====== GIVEN DATA ======

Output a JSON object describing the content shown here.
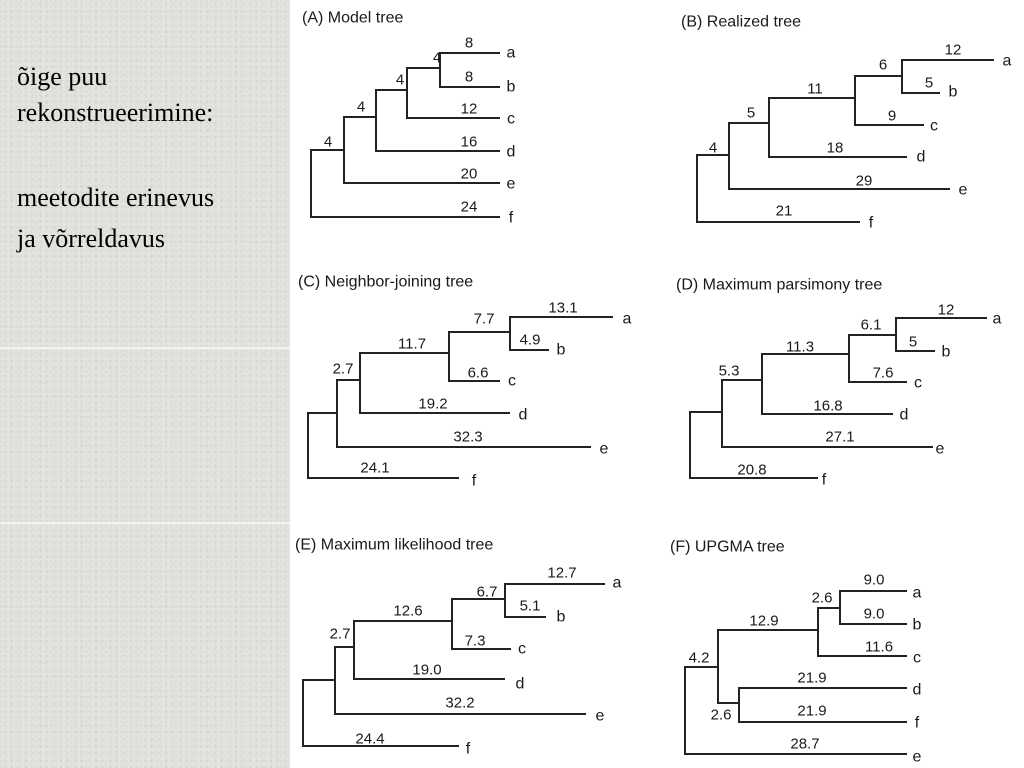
{
  "sidebar": {
    "heading_line1": "õige puu",
    "heading_line2": "rekonstrueerimine:",
    "subheading_line1": "meetodite erinevus",
    "subheading_line2": "ja võrreldavus"
  },
  "trees": [
    {
      "title": "(A) Model tree",
      "branch_labels": [
        "8",
        "8",
        "12",
        "16",
        "20",
        "24",
        "4",
        "4",
        "4",
        "4"
      ],
      "leaves": [
        "a",
        "b",
        "c",
        "d",
        "e",
        "f"
      ]
    },
    {
      "title": "(B) Realized tree",
      "branch_labels": [
        "12",
        "6",
        "5",
        "11",
        "9",
        "5",
        "18",
        "4",
        "29",
        "21"
      ],
      "leaves": [
        "a",
        "b",
        "c",
        "d",
        "e",
        "f"
      ]
    },
    {
      "title": "(C) Neighbor-joining  tree",
      "branch_labels": [
        "13.1",
        "7.7",
        "4.9",
        "11.7",
        "6.6",
        "2.7",
        "19.2",
        "32.3",
        "24.1"
      ],
      "leaves": [
        "a",
        "b",
        "c",
        "d",
        "e",
        "f"
      ]
    },
    {
      "title": "(D) Maximum parsimony tree",
      "branch_labels": [
        "12",
        "6.1",
        "5",
        "11.3",
        "7.6",
        "5.3",
        "16.8",
        "27.1",
        "20.8"
      ],
      "leaves": [
        "a",
        "b",
        "c",
        "d",
        "e",
        "f"
      ]
    },
    {
      "title": "(E) Maximum likelihood tree",
      "branch_labels": [
        "12.7",
        "6.7",
        "5.1",
        "12.6",
        "2.7",
        "7.3",
        "19.0",
        "32.2",
        "24.4"
      ],
      "leaves": [
        "a",
        "b",
        "c",
        "d",
        "e",
        "f"
      ]
    },
    {
      "title": "(F) UPGMA tree",
      "branch_labels": [
        "9.0",
        "2.6",
        "9.0",
        "12.9",
        "11.6",
        "4.2",
        "21.9",
        "2.6",
        "21.9",
        "28.7"
      ],
      "leaves": [
        "a",
        "b",
        "c",
        "d",
        "f",
        "e"
      ]
    }
  ]
}
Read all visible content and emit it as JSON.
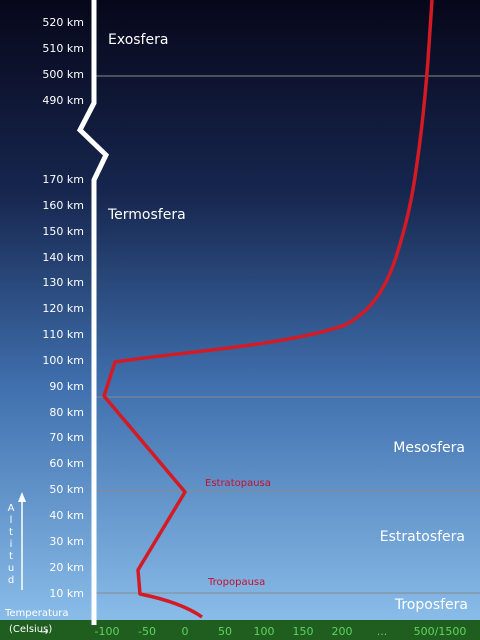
{
  "altitude_labels": [
    "520 km",
    "510 km",
    "500 km",
    "490 km",
    "170 km",
    "160 km",
    "150 km",
    "140 km",
    "130 km",
    "120 km",
    "110 km",
    "100 km",
    "90 km",
    "80 km",
    "70 km",
    "60 km",
    "50 km",
    "40 km",
    "30 km",
    "20 km",
    "10 km"
  ],
  "temperature_labels": [
    "-100",
    "-50",
    "0",
    "50",
    "100",
    "150",
    "200",
    "...",
    "500/1500"
  ],
  "layers": [
    "Exosfera",
    "Termosfera",
    "Mesosfera",
    "Estratosfera",
    "Troposfera"
  ],
  "pauses": [
    "Estratopausa",
    "Tropopausa"
  ],
  "axis_title": {
    "altitude": "Altitud",
    "temperature_line1": "Temperatura",
    "temperature_line2": "(Celsius)"
  }
}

======

→ EXERCISE
Where a line in the entries holds "Maximum", copy that line.

→ RESPONSE TO THE EXERCISE
      "title": "(D) Maximum parsimony tree",
      "title": "(E) Maximum likelihood tree",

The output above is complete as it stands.